* Written instruction *
Only the number is wanted: how many lines of these entries contain the word "this"?

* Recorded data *
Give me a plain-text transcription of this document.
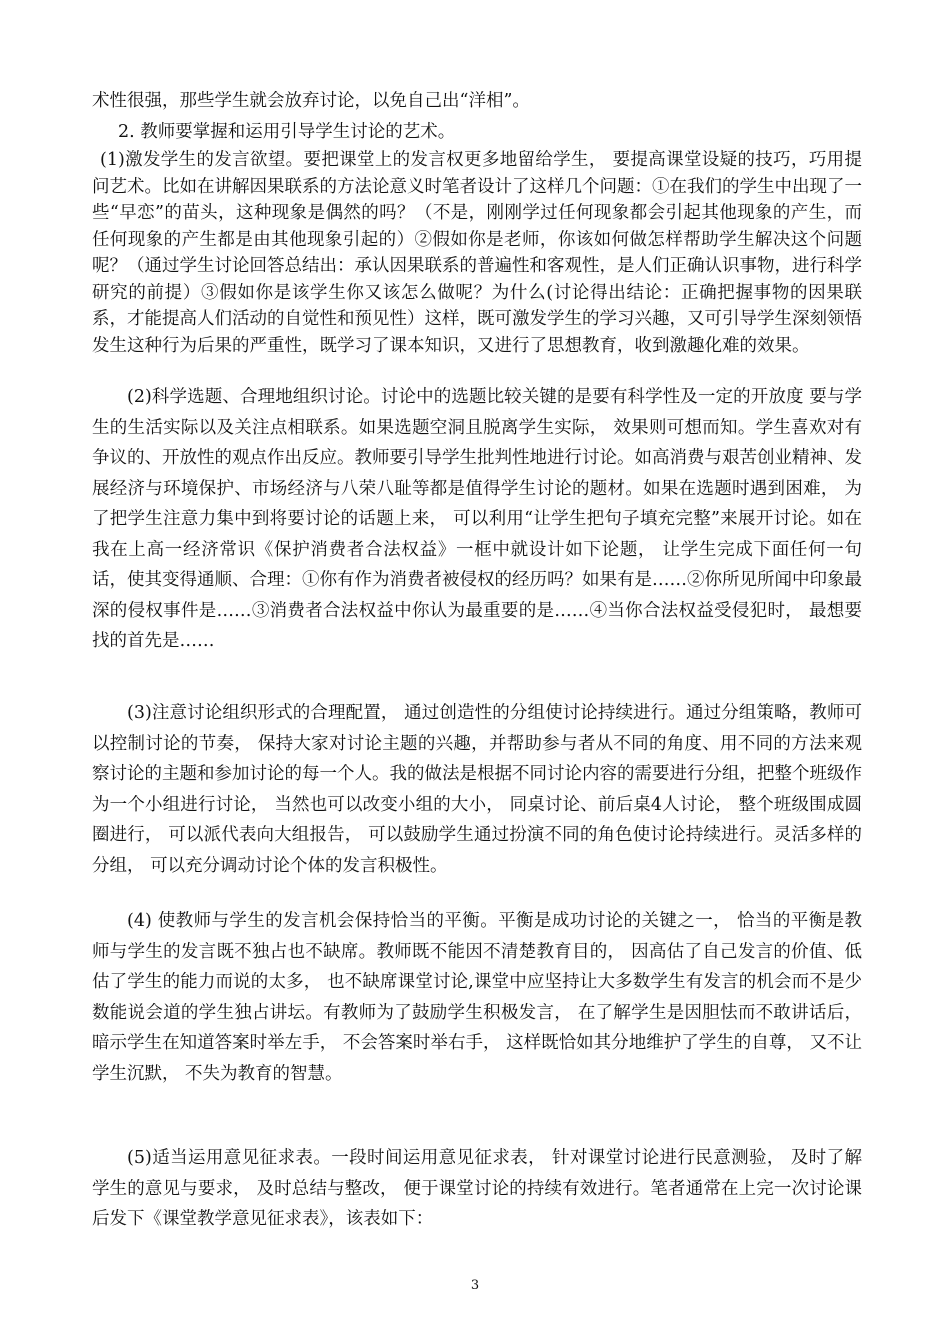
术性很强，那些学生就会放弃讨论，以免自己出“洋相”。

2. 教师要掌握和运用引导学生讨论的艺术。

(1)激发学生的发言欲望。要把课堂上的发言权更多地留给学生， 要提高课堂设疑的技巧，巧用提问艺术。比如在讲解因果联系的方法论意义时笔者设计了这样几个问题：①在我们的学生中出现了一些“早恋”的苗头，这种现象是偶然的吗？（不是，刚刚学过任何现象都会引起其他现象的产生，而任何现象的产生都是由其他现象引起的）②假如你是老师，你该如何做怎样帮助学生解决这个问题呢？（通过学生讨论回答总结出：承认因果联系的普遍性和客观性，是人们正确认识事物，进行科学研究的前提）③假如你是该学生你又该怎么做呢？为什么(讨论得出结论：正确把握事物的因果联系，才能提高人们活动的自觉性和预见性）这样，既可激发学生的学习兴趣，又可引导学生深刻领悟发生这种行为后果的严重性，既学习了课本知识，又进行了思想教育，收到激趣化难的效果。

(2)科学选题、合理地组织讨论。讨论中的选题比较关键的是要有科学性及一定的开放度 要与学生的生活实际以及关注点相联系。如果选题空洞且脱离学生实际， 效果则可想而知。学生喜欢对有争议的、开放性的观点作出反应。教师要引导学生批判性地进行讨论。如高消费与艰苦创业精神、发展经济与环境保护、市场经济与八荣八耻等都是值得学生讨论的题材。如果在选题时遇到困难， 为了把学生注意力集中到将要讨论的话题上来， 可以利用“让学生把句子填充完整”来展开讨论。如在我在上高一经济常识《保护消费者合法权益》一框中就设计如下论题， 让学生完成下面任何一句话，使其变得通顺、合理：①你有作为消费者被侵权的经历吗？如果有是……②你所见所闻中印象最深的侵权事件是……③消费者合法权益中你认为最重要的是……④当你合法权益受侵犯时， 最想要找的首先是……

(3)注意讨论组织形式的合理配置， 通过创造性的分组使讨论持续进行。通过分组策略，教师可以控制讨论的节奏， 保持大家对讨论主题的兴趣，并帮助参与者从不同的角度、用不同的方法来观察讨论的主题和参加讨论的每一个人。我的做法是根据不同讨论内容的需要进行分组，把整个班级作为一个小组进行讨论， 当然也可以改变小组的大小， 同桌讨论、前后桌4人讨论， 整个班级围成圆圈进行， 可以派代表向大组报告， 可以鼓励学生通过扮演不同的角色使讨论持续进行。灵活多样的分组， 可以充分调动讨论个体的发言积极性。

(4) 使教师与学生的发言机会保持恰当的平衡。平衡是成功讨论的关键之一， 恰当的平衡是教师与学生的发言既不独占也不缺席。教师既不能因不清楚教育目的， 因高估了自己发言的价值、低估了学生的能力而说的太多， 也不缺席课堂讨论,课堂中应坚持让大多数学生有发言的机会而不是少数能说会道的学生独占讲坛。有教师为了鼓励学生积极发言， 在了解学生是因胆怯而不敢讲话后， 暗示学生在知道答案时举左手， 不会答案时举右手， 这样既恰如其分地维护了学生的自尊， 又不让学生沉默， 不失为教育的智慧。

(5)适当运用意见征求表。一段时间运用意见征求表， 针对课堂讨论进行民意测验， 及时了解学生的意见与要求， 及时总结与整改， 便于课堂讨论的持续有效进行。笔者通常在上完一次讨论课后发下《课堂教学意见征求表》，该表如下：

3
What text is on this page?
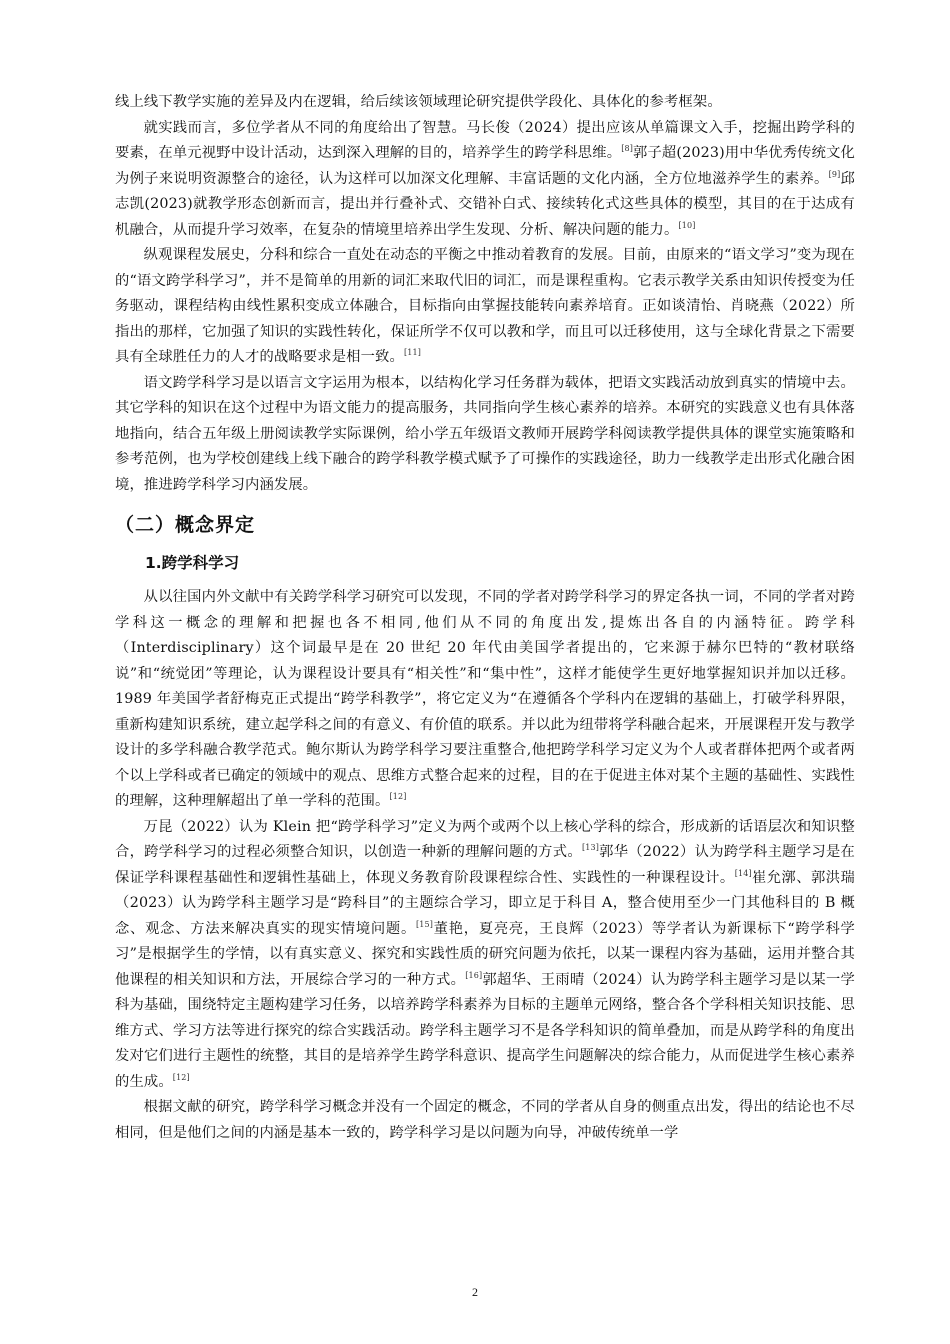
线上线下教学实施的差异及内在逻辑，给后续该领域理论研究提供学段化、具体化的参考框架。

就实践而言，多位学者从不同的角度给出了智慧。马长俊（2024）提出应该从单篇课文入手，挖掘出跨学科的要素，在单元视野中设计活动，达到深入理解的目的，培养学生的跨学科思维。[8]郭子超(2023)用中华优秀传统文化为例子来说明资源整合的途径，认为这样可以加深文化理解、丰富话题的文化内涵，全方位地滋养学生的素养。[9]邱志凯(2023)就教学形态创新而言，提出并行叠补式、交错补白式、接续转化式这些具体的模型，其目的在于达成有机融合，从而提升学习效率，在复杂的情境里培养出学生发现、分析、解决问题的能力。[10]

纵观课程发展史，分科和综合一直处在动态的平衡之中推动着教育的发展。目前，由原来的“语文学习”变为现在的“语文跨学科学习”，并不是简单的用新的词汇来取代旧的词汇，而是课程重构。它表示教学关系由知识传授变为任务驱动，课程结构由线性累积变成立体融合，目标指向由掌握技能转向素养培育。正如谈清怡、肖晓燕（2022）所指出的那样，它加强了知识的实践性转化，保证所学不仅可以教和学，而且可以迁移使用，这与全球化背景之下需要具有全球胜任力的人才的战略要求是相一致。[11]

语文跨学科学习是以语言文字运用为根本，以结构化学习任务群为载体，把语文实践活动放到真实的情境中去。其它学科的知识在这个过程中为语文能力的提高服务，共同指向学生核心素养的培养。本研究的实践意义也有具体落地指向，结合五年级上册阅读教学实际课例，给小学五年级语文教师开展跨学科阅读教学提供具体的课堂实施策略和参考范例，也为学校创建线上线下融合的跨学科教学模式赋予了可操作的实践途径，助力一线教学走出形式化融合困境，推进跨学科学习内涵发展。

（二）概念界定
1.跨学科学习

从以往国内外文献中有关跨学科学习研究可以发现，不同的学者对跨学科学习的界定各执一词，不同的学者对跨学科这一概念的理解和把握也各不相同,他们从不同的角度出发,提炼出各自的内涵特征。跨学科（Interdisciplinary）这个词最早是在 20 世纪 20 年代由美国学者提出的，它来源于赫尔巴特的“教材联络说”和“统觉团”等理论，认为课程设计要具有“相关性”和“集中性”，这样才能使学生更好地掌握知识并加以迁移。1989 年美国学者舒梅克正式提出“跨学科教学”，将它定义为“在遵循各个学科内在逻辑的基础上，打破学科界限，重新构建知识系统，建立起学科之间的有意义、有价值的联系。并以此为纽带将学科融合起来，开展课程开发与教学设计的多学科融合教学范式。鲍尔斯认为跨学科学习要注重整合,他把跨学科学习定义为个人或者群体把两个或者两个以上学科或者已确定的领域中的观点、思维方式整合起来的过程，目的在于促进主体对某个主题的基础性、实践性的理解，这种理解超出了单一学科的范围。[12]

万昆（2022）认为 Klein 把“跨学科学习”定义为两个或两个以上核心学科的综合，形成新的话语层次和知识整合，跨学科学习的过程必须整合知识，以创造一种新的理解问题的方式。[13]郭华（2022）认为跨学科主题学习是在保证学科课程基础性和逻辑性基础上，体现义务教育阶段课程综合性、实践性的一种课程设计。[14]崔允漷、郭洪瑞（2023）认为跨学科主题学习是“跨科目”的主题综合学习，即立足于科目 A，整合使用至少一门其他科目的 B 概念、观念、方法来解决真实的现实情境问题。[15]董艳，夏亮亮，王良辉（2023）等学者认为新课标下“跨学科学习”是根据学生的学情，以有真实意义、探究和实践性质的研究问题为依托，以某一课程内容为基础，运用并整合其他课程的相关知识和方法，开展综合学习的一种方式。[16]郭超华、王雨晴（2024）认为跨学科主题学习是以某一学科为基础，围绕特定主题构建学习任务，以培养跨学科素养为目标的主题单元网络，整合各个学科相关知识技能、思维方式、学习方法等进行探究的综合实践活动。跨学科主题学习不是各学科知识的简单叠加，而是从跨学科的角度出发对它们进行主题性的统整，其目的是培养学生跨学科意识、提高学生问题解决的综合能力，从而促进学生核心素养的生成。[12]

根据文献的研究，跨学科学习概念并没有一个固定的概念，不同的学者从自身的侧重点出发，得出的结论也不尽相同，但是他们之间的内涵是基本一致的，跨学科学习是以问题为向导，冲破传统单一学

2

* Reply *
2